SUPPLIED INFORMATION:

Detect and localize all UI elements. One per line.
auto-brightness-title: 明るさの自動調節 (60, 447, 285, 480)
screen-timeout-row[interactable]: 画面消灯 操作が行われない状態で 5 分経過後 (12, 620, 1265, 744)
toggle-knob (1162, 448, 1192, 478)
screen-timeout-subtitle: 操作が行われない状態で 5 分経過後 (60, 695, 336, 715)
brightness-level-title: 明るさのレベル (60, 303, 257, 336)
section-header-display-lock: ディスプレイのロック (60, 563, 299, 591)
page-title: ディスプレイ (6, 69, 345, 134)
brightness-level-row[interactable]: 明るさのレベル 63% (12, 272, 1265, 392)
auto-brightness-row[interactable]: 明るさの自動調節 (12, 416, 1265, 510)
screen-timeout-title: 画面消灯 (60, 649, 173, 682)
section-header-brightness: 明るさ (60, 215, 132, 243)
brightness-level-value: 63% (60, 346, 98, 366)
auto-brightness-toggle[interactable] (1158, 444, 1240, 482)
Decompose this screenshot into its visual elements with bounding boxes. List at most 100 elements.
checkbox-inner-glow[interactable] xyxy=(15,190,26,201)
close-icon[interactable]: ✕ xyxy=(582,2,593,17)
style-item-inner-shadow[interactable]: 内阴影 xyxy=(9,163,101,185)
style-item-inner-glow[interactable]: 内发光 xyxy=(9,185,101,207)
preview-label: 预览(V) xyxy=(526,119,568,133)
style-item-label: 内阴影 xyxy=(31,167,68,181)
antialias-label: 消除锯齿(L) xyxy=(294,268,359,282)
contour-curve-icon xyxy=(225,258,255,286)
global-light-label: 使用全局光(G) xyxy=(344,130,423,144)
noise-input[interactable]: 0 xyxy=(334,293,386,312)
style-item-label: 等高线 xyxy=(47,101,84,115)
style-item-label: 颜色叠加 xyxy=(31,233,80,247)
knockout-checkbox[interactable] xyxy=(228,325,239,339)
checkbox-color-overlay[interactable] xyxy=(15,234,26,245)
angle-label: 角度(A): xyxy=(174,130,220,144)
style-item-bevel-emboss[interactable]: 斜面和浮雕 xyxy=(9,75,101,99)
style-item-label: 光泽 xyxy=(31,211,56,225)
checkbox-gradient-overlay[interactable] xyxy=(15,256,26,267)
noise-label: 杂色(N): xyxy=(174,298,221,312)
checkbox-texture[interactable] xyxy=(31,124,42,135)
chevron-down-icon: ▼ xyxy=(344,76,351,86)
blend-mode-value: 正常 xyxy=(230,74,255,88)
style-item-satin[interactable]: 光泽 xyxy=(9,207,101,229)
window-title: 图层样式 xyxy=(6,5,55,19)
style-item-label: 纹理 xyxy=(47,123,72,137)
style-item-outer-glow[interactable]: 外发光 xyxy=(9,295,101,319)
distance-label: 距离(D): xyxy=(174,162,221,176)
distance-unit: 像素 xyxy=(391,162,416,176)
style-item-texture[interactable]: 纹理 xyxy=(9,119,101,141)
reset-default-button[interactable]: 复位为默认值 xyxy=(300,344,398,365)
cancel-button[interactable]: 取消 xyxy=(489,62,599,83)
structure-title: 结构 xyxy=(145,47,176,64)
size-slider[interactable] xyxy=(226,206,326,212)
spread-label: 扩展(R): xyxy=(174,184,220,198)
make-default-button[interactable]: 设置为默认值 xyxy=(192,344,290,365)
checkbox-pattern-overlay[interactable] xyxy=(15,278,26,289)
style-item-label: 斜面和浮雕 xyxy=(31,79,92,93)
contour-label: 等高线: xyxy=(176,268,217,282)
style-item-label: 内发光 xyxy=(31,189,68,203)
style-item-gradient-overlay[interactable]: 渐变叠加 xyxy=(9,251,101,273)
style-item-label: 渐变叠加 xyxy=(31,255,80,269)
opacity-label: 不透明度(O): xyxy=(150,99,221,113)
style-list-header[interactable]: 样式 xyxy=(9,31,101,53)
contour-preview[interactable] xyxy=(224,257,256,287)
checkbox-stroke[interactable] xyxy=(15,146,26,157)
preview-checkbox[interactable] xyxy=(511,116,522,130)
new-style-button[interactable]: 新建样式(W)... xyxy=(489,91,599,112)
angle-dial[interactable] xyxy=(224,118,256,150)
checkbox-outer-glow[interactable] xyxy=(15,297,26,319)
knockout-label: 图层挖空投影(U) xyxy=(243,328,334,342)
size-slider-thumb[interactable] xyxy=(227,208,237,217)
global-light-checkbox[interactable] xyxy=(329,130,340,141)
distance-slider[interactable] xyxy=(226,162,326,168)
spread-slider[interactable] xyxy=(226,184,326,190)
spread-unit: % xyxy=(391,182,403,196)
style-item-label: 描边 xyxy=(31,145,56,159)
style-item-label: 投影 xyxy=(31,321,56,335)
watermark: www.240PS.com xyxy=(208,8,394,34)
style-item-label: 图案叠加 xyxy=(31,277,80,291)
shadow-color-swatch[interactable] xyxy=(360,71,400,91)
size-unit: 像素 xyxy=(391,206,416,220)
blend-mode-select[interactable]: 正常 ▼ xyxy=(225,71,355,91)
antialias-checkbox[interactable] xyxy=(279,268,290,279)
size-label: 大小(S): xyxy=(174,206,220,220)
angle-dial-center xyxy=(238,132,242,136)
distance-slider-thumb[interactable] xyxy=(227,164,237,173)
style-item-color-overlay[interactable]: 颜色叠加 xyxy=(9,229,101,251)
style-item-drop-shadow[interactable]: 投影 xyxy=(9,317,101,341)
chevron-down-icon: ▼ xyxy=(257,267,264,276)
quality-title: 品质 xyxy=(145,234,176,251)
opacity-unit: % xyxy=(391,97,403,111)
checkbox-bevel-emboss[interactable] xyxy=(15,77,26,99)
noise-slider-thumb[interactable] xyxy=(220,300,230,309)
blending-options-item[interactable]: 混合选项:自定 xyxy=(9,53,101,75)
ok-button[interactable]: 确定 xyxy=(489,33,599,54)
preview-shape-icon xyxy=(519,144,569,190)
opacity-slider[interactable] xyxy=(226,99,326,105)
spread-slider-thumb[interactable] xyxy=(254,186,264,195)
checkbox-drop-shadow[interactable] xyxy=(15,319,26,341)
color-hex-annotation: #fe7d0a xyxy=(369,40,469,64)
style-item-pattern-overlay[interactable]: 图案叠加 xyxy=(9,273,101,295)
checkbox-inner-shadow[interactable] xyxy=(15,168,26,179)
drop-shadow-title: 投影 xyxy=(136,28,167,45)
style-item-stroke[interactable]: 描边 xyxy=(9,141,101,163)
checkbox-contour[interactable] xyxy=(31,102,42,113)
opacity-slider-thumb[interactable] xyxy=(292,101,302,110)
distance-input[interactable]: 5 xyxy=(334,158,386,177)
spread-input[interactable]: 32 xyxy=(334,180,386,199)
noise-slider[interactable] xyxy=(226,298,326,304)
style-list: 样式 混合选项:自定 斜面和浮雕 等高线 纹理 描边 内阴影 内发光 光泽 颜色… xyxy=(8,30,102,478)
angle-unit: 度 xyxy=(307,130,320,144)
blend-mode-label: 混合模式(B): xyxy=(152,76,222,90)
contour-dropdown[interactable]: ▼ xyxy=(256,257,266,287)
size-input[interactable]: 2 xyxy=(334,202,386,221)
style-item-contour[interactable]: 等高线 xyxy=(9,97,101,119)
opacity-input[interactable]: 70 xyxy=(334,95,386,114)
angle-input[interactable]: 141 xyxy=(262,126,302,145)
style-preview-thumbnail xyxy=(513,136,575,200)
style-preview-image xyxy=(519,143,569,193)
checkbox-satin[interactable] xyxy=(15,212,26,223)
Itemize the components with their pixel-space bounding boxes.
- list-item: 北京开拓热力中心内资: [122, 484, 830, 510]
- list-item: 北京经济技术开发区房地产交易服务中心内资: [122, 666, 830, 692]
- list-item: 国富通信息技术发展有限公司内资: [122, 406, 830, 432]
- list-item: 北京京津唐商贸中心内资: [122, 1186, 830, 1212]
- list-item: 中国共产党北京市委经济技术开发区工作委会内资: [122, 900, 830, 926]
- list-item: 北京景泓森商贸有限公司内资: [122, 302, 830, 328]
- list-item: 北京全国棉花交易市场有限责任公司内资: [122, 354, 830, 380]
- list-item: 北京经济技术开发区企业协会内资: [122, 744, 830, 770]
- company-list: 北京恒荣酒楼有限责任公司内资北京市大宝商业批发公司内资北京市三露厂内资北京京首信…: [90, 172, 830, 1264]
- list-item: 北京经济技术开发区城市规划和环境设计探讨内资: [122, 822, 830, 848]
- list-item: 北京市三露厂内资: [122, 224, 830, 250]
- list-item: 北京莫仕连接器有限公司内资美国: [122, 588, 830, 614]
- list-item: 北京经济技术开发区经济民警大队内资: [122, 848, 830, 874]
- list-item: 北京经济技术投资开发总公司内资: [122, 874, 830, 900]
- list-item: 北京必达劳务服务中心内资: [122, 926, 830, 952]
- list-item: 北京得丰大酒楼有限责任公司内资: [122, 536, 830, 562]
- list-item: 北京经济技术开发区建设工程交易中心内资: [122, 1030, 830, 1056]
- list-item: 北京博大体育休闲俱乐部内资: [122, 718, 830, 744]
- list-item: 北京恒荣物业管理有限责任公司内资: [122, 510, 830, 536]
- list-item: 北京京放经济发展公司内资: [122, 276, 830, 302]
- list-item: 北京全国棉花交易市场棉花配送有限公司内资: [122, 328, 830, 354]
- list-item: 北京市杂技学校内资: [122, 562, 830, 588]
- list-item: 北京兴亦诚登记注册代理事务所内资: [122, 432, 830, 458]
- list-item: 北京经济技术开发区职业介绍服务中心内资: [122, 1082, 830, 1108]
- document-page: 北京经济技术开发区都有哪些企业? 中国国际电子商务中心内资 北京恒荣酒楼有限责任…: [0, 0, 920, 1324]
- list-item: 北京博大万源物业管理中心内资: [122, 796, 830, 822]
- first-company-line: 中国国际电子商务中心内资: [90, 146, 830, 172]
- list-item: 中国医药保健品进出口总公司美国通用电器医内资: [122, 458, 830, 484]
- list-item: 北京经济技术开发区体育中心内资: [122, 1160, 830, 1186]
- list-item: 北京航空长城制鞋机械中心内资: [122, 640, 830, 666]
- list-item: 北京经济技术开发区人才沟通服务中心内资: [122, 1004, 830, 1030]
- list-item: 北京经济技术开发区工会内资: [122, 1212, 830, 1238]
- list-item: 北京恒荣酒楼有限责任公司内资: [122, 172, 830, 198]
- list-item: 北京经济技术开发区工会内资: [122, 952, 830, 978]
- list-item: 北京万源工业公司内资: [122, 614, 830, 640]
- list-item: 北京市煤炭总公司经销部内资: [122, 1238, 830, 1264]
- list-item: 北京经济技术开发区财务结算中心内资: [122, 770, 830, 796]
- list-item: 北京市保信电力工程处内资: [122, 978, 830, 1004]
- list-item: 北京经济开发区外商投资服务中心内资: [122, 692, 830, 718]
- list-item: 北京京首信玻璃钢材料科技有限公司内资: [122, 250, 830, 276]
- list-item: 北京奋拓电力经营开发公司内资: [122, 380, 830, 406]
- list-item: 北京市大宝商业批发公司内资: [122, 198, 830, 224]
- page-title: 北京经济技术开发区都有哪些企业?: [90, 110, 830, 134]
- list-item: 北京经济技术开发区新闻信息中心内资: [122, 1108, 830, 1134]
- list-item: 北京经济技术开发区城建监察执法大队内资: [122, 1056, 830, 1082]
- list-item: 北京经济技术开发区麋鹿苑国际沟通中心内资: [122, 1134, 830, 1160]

WORK INSTRUCTIONS: Rewrite the item lines as a JSON list of strings, one string per line and blank lines omitted, covering everything from the first line of the items through the line holding "knockout-checkbox[interactable] xyxy=(228,325,239,339)", inclusive.

TASK OUTPUT:
[
  "Detect and localize all UI elements. One per line.",
  "auto-brightness-title: 明るさの自動調節 (60, 447, 285, 480)",
  "screen-timeout-row[interactable]: 画面消灯 操作が行われない状態で 5 分経過後 (12, 620, 1265, 744)",
  "toggle-knob (1162, 448, 1192, 478)",
  "screen-timeout-subtitle: 操作が行われない状態で 5 分経過後 (60, 695, 336, 715)",
  "brightness-level-title: 明るさのレベル (60, 303, 257, 336)",
  "section-header-display-lock: ディスプレイのロック (60, 563, 299, 591)",
  "page-title: ディスプレイ (6, 69, 345, 134)",
  "brightness-level-row[interactable]: 明るさのレベル 63% (12, 272, 1265, 392)",
  "auto-brightness-row[interactable]: 明るさの自動調節 (12, 416, 1265, 510)",
  "screen-timeout-title: 画面消灯 (60, 649, 173, 682)",
  "section-header-brightness: 明るさ (60, 215, 132, 243)",
  "brightness-level-value: 63% (60, 346, 98, 366)",
  "auto-brightness-toggle[interactable] (1158, 444, 1240, 482)",
  "Decompose this screenshot into its visual elements with bounding boxes. List at most 100 elements.",
  "checkbox-inner-glow[interactable] xyxy=(15,190,26,201)",
  "close-icon[interactable]: ✕ xyxy=(582,2,593,17)",
  "style-item-inner-shadow[interactable]: 内阴影 xyxy=(9,163,101,185)",
  "style-item-inner-glow[interactable]: 内发光 xyxy=(9,185,101,207)",
  "preview-label: 预览(V) xyxy=(526,119,568,133)",
  "style-item-label: 内阴影 xyxy=(31,167,68,181)",
  "antialias-label: 消除锯齿(L) xyxy=(294,268,359,282)",
  "contour-curve-icon xyxy=(225,258,255,286)",
  "global-light-label: 使用全局光(G) xyxy=(344,130,423,144)",
  "noise-input[interactable]: 0 xyxy=(334,293,386,312)",
  "style-item-label: 等高线 xyxy=(47,101,84,115)",
  "style-item-label: 颜色叠加 xyxy=(31,233,80,247)",
  "knockout-checkbox[interactable] xyxy=(228,325,239,339)"
]